The entries need to be copied exactly.

*** Data section

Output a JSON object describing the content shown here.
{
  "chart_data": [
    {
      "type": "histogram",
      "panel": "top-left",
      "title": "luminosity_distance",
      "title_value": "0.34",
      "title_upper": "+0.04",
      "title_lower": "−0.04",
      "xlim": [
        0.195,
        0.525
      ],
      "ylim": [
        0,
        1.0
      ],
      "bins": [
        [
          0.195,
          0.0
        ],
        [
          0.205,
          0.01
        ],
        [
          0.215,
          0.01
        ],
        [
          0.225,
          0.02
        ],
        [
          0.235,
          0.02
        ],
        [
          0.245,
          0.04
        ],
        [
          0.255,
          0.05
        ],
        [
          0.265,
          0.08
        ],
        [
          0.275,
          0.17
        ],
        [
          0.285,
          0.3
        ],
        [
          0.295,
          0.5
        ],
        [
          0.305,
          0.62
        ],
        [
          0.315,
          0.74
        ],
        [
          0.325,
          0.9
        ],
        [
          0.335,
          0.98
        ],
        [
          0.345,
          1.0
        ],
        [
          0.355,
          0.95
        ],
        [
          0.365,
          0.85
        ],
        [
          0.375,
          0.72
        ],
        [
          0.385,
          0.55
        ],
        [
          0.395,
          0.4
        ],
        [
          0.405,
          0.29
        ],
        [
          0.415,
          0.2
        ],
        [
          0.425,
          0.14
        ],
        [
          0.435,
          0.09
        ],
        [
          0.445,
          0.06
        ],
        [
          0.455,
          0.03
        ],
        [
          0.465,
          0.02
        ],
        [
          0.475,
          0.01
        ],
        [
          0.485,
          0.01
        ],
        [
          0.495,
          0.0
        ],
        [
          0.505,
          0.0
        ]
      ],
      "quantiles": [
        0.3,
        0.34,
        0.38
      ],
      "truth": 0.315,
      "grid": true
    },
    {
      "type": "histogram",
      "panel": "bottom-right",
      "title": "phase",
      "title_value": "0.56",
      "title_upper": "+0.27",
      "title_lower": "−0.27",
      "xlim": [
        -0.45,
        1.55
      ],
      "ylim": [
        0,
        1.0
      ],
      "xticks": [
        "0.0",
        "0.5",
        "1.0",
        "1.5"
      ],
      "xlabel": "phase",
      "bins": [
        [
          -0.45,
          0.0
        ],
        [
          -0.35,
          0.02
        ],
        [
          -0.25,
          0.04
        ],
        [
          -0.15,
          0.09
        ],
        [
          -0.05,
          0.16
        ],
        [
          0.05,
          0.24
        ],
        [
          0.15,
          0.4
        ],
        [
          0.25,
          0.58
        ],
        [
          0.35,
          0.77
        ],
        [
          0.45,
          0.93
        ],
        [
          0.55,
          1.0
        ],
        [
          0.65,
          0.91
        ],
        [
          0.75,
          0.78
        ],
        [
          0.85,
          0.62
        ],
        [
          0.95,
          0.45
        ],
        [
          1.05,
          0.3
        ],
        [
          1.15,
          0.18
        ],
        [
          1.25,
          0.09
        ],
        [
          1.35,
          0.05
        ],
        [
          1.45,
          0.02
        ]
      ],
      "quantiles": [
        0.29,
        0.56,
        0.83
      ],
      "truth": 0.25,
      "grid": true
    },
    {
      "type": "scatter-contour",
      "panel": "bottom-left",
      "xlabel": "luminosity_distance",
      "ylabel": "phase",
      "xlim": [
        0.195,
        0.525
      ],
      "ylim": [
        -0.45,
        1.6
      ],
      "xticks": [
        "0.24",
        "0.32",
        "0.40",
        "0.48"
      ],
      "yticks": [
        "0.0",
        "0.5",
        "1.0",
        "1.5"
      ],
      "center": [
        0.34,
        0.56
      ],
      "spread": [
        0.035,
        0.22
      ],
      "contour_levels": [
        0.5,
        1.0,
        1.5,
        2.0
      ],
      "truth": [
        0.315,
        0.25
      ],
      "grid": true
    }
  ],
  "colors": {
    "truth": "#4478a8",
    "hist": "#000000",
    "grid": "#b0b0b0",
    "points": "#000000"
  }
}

******

Task output:
Output a JSON object describing the content shown here.
{
  "chart_data": [
    {
      "type": "histogram",
      "panel": "top-left",
      "title": "luminosity_distance",
      "title_value": "0.34",
      "title_upper": "+0.04",
      "title_lower": "−0.04",
      "xlim": [
        0.195,
        0.525
      ],
      "ylim": [
        0,
        1.0
      ],
      "bins": [
        [
          0.195,
          0.0
        ],
        [
          0.205,
          0.01
        ],
        [
          0.215,
          0.01
        ],
        [
          0.225,
          0.02
        ],
        [
          0.235,
          0.02
        ],
        [
          0.245,
          0.04
        ],
        [
          0.255,
          0.05
        ],
        [
          0.265,
          0.08
        ],
        [
          0.275,
          0.17
        ],
        [
          0.285,
          0.3
        ],
        [
          0.295,
          0.5
        ],
        [
          0.305,
          0.62
        ],
        [
          0.315,
          0.74
        ],
        [
          0.325,
          0.9
        ],
        [
          0.335,
          0.98
        ],
        [
          0.345,
          1.0
        ],
        [
          0.355,
          0.95
        ],
        [
          0.365,
          0.85
        ],
        [
          0.375,
          0.72
        ],
        [
          0.385,
          0.55
        ],
        [
          0.395,
          0.4
        ],
        [
          0.405,
          0.29
        ],
        [
          0.415,
          0.2
        ],
        [
          0.425,
          0.14
        ],
        [
          0.435,
          0.09
        ],
        [
          0.445,
          0.06
        ],
        [
          0.455,
          0.03
        ],
        [
          0.465,
          0.02
        ],
        [
          0.475,
          0.01
        ],
        [
          0.485,
          0.01
        ],
        [
          0.495,
          0.0
        ],
        [
          0.505,
          0.0
        ]
      ],
      "quantiles": [
        0.3,
        0.34,
        0.38
      ],
      "truth": 0.315,
      "grid": true
    },
    {
      "type": "histogram",
      "panel": "bottom-right",
      "title": "phase",
      "title_value": "0.56",
      "title_upper": "+0.27",
      "title_lower": "−0.27",
      "xlim": [
        -0.45,
        1.55
      ],
      "ylim": [
        0,
        1.0
      ],
      "xticks": [
        "0.0",
        "0.5",
        "1.0",
        "1.5"
      ],
      "xlabel": "phase",
      "bins": [
        [
          -0.45,
          0.0
        ],
        [
          -0.35,
          0.02
        ],
        [
          -0.25,
          0.04
        ],
        [
          -0.15,
          0.09
        ],
        [
          -0.05,
          0.16
        ],
        [
          0.05,
          0.24
        ],
        [
          0.15,
          0.4
        ],
        [
          0.25,
          0.58
        ],
        [
          0.35,
          0.77
        ],
        [
          0.45,
          0.93
        ],
        [
          0.55,
          1.0
        ],
        [
          0.65,
          0.91
        ],
        [
          0.75,
          0.78
        ],
        [
          0.85,
          0.62
        ],
        [
          0.95,
          0.45
        ],
        [
          1.05,
          0.3
        ],
        [
          1.15,
          0.18
        ],
        [
          1.25,
          0.09
        ],
        [
          1.35,
          0.05
        ],
        [
          1.45,
          0.02
        ]
      ],
      "quantiles": [
        0.29,
        0.56,
        0.83
      ],
      "truth": 0.25,
      "grid": true
    },
    {
      "type": "scatter-contour",
      "panel": "bottom-left",
      "xlabel": "luminosity_distance",
      "ylabel": "phase",
      "xlim": [
        0.195,
        0.525
      ],
      "ylim": [
        -0.45,
        1.6
      ],
      "xticks": [
        "0.24",
        "0.32",
        "0.40",
        "0.48"
      ],
      "yticks": [
        "0.0",
        "0.5",
        "1.0",
        "1.5"
      ],
      "center": [
        0.34,
        0.56
      ],
      "spread": [
        0.035,
        0.22
      ],
      "contour_levels": [
        0.5,
        1.0,
        1.5,
        2.0
      ],
      "truth": [
        0.315,
        0.25
      ],
      "grid": true
    }
  ],
  "colors": {
    "truth": "#4478a8",
    "hist": "#000000",
    "grid": "#b0b0b0",
    "points": "#000000"
  }
}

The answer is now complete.